Task description –
The records are to be restated in their entirety, word for word.

(Raw records)
......

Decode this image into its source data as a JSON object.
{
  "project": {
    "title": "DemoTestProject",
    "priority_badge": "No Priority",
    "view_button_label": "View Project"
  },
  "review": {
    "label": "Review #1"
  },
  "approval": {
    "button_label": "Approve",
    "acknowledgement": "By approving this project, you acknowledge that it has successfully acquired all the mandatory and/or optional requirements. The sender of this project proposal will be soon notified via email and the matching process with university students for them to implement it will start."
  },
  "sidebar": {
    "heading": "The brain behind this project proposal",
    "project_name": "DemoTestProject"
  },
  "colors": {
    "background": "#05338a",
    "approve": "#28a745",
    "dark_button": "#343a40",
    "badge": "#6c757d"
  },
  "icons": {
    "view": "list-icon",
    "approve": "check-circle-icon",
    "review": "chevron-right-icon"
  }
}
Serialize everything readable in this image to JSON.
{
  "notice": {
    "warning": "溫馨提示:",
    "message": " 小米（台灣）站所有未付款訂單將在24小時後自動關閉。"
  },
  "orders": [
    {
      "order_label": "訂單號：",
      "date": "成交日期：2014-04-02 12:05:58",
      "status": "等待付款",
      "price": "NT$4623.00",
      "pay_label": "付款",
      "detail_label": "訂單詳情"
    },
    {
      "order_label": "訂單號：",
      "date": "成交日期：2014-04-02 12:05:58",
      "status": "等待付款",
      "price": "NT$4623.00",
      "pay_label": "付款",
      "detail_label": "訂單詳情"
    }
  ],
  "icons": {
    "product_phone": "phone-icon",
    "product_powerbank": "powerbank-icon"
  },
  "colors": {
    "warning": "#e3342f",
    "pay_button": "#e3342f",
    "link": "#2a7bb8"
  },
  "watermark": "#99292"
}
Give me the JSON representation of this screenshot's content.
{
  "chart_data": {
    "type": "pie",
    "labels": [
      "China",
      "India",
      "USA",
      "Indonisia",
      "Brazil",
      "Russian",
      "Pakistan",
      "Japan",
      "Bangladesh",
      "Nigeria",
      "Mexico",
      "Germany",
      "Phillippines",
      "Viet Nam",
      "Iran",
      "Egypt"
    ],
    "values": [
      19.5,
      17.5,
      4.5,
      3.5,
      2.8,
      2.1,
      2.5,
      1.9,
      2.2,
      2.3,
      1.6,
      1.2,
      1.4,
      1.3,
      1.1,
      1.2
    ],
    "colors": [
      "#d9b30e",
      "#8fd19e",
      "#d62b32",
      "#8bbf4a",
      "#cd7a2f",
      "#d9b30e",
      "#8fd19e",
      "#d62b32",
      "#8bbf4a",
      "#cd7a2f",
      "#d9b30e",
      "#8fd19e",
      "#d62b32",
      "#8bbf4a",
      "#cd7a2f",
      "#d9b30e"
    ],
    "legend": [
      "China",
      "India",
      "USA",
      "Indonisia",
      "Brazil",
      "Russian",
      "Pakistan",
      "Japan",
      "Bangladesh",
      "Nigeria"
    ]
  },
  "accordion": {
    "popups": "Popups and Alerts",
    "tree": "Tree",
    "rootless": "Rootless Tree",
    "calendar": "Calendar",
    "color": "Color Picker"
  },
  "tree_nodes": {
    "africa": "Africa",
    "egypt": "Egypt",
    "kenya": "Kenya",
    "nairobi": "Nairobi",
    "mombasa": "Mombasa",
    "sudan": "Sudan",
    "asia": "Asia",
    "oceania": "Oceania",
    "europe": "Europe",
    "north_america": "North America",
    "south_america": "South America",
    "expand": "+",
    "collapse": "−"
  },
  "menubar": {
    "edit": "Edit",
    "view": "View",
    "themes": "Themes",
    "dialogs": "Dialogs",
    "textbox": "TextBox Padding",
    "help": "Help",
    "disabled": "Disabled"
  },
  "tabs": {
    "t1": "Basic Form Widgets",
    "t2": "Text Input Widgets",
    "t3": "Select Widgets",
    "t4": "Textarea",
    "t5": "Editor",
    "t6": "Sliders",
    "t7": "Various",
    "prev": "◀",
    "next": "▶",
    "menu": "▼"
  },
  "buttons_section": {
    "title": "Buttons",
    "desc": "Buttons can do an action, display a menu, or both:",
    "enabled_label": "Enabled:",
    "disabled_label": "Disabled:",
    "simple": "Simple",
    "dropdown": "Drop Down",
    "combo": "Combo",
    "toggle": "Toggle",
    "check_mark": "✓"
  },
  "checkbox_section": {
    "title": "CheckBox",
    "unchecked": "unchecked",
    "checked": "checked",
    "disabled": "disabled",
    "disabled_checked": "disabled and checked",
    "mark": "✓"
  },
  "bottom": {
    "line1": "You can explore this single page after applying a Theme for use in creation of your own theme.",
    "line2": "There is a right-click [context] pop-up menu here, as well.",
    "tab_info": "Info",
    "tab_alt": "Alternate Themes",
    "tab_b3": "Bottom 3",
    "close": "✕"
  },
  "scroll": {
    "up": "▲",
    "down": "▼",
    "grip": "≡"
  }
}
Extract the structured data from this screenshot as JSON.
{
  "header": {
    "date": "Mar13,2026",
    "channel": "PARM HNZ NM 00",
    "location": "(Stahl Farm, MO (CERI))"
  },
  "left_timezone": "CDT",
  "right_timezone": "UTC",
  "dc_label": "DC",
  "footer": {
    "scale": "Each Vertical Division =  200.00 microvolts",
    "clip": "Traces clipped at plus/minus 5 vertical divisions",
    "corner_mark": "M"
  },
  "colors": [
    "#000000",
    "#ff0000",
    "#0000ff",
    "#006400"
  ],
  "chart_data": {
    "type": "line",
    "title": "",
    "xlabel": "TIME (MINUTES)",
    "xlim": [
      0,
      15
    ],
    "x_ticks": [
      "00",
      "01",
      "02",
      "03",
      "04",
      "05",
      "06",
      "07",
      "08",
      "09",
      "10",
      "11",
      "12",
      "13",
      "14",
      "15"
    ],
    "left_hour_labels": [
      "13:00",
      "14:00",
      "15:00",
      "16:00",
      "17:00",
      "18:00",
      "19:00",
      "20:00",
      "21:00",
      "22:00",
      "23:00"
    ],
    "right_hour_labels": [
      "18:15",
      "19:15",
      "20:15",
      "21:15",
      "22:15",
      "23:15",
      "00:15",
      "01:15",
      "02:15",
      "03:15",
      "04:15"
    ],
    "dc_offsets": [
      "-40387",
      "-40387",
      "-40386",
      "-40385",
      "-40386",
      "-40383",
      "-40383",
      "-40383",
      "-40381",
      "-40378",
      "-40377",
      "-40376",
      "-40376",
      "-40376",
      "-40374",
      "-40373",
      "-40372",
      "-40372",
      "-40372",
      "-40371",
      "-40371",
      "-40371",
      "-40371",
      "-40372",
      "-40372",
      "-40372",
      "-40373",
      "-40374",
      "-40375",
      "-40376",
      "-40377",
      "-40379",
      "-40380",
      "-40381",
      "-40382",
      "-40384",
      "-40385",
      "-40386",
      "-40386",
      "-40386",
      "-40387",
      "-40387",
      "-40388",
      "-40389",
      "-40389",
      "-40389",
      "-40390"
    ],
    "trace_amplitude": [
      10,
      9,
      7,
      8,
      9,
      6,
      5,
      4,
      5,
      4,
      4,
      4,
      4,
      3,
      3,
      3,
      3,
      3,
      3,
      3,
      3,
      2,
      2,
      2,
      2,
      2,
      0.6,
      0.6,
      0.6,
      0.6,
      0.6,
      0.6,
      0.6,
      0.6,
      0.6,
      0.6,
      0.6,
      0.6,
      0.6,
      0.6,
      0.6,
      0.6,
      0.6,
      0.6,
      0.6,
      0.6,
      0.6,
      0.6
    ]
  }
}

......

Complete response –
Decode this image into its source data as a JSON object.
{
  "project": {
    "title": "DemoTestProject",
    "priority_badge": "No Priority",
    "view_button_label": "View Project"
  },
  "review": {
    "label": "Review #1"
  },
  "approval": {
    "button_label": "Approve",
    "acknowledgement": "By approving this project, you acknowledge that it has successfully acquired all the mandatory and/or optional requirements. The sender of this project proposal will be soon notified via email and the matching process with university students for them to implement it will start."
  },
  "sidebar": {
    "heading": "The brain behind this project proposal",
    "project_name": "DemoTestProject"
  },
  "colors": {
    "background": "#05338a",
    "approve": "#28a745",
    "dark_button": "#343a40",
    "badge": "#6c757d"
  },
  "icons": {
    "view": "list-icon",
    "approve": "check-circle-icon",
    "review": "chevron-right-icon"
  }
}
Serialize everything readable in this image to JSON.
{
  "notice": {
    "warning": "溫馨提示:",
    "message": " 小米（台灣）站所有未付款訂單將在24小時後自動關閉。"
  },
  "orders": [
    {
      "order_label": "訂單號：",
      "date": "成交日期：2014-04-02 12:05:58",
      "status": "等待付款",
      "price": "NT$4623.00",
      "pay_label": "付款",
      "detail_label": "訂單詳情"
    },
    {
      "order_label": "訂單號：",
      "date": "成交日期：2014-04-02 12:05:58",
      "status": "等待付款",
      "price": "NT$4623.00",
      "pay_label": "付款",
      "detail_label": "訂單詳情"
    }
  ],
  "icons": {
    "product_phone": "phone-icon",
    "product_powerbank": "powerbank-icon"
  },
  "colors": {
    "warning": "#e3342f",
    "pay_button": "#e3342f",
    "link": "#2a7bb8"
  },
  "watermark": "#99292"
}
Give me the JSON representation of this screenshot's content.
{
  "chart_data": {
    "type": "pie",
    "labels": [
      "China",
      "India",
      "USA",
      "Indonisia",
      "Brazil",
      "Russian",
      "Pakistan",
      "Japan",
      "Bangladesh",
      "Nigeria",
      "Mexico",
      "Germany",
      "Phillippines",
      "Viet Nam",
      "Iran",
      "Egypt"
    ],
    "values": [
      19.5,
      17.5,
      4.5,
      3.5,
      2.8,
      2.1,
      2.5,
      1.9,
      2.2,
      2.3,
      1.6,
      1.2,
      1.4,
      1.3,
      1.1,
      1.2
    ],
    "colors": [
      "#d9b30e",
      "#8fd19e",
      "#d62b32",
      "#8bbf4a",
      "#cd7a2f",
      "#d9b30e",
      "#8fd19e",
      "#d62b32",
      "#8bbf4a",
      "#cd7a2f",
      "#d9b30e",
      "#8fd19e",
      "#d62b32",
      "#8bbf4a",
      "#cd7a2f",
      "#d9b30e"
    ],
    "legend": [
      "China",
      "India",
      "USA",
      "Indonisia",
      "Brazil",
      "Russian",
      "Pakistan",
      "Japan",
      "Bangladesh",
      "Nigeria"
    ]
  },
  "accordion": {
    "popups": "Popups and Alerts",
    "tree": "Tree",
    "rootless": "Rootless Tree",
    "calendar": "Calendar",
    "color": "Color Picker"
  },
  "tree_nodes": {
    "africa": "Africa",
    "egypt": "Egypt",
    "kenya": "Kenya",
    "nairobi": "Nairobi",
    "mombasa": "Mombasa",
    "sudan": "Sudan",
    "asia": "Asia",
    "oceania": "Oceania",
    "europe": "Europe",
    "north_america": "North America",
    "south_america": "South America",
    "expand": "+",
    "collapse": "−"
  },
  "menubar": {
    "edit": "Edit",
    "view": "View",
    "themes": "Themes",
    "dialogs": "Dialogs",
    "textbox": "TextBox Padding",
    "help": "Help",
    "disabled": "Disabled"
  },
  "tabs": {
    "t1": "Basic Form Widgets",
    "t2": "Text Input Widgets",
    "t3": "Select Widgets",
    "t4": "Textarea",
    "t5": "Editor",
    "t6": "Sliders",
    "t7": "Various",
    "prev": "◀",
    "next": "▶",
    "menu": "▼"
  },
  "buttons_section": {
    "title": "Buttons",
    "desc": "Buttons can do an action, display a menu, or both:",
    "enabled_label": "Enabled:",
    "disabled_label": "Disabled:",
    "simple": "Simple",
    "dropdown": "Drop Down",
    "combo": "Combo",
    "toggle": "Toggle",
    "check_mark": "✓"
  },
  "checkbox_section": {
    "title": "CheckBox",
    "unchecked": "unchecked",
    "checked": "checked",
    "disabled": "disabled",
    "disabled_checked": "disabled and checked",
    "mark": "✓"
  },
  "bottom": {
    "line1": "You can explore this single page after applying a Theme for use in creation of your own theme.",
    "line2": "There is a right-click [context] pop-up menu here, as well.",
    "tab_info": "Info",
    "tab_alt": "Alternate Themes",
    "tab_b3": "Bottom 3",
    "close": "✕"
  },
  "scroll": {
    "up": "▲",
    "down": "▼",
    "grip": "≡"
  }
}
Extract the structured data from this screenshot as JSON.
{
  "header": {
    "date": "Mar13,2026",
    "channel": "PARM HNZ NM 00",
    "location": "(Stahl Farm, MO (CERI))"
  },
  "left_timezone": "CDT",
  "right_timezone": "UTC",
  "dc_label": "DC",
  "footer": {
    "scale": "Each Vertical Division =  200.00 microvolts",
    "clip": "Traces clipped at plus/minus 5 vertical divisions",
    "corner_mark": "M"
  },
  "colors": [
    "#000000",
    "#ff0000",
    "#0000ff",
    "#006400"
  ],
  "chart_data": {
    "type": "line",
    "title": "",
    "xlabel": "TIME (MINUTES)",
    "xlim": [
      0,
      15
    ],
    "x_ticks": [
      "00",
      "01",
      "02",
      "03",
      "04",
      "05",
      "06",
      "07",
      "08",
      "09",
      "10",
      "11",
      "12",
      "13",
      "14",
      "15"
    ],
    "left_hour_labels": [
      "13:00",
      "14:00",
      "15:00",
      "16:00",
      "17:00",
      "18:00",
      "19:00",
      "20:00",
      "21:00",
      "22:00",
      "23:00"
    ],
    "right_hour_labels": [
      "18:15",
      "19:15",
      "20:15",
      "21:15",
      "22:15",
      "23:15",
      "00:15",
      "01:15",
      "02:15",
      "03:15",
      "04:15"
    ],
    "dc_offsets": [
      "-40387",
      "-40387",
      "-40386",
      "-40385",
      "-40386",
      "-40383",
      "-40383",
      "-40383",
      "-40381",
      "-40378",
      "-40377",
      "-40376",
      "-40376",
      "-40376",
      "-40374",
      "-40373",
      "-40372",
      "-40372",
      "-40372",
      "-40371",
      "-40371",
      "-40371",
      "-40371",
      "-40372",
      "-40372",
      "-40372",
      "-40373",
      "-40374",
      "-40375",
      "-40376",
      "-40377",
      "-40379",
      "-40380",
      "-40381",
      "-40382",
      "-40384",
      "-40385",
      "-40386",
      "-40386",
      "-40386",
      "-40387",
      "-40387",
      "-40388",
      "-40389",
      "-40389",
      "-40389",
      "-40390"
    ],
    "trace_amplitude": [
      10,
      9,
      7,
      8,
      9,
      6,
      5,
      4,
      5,
      4,
      4,
      4,
      4,
      3,
      3,
      3,
      3,
      3,
      3,
      3,
      3,
      2,
      2,
      2,
      2,
      2,
      0.6,
      0.6,
      0.6,
      0.6,
      0.6,
      0.6,
      0.6,
      0.6,
      0.6,
      0.6,
      0.6,
      0.6,
      0.6,
      0.6,
      0.6,
      0.6,
      0.6,
      0.6,
      0.6,
      0.6,
      0.6,
      0.6
    ]
  }
}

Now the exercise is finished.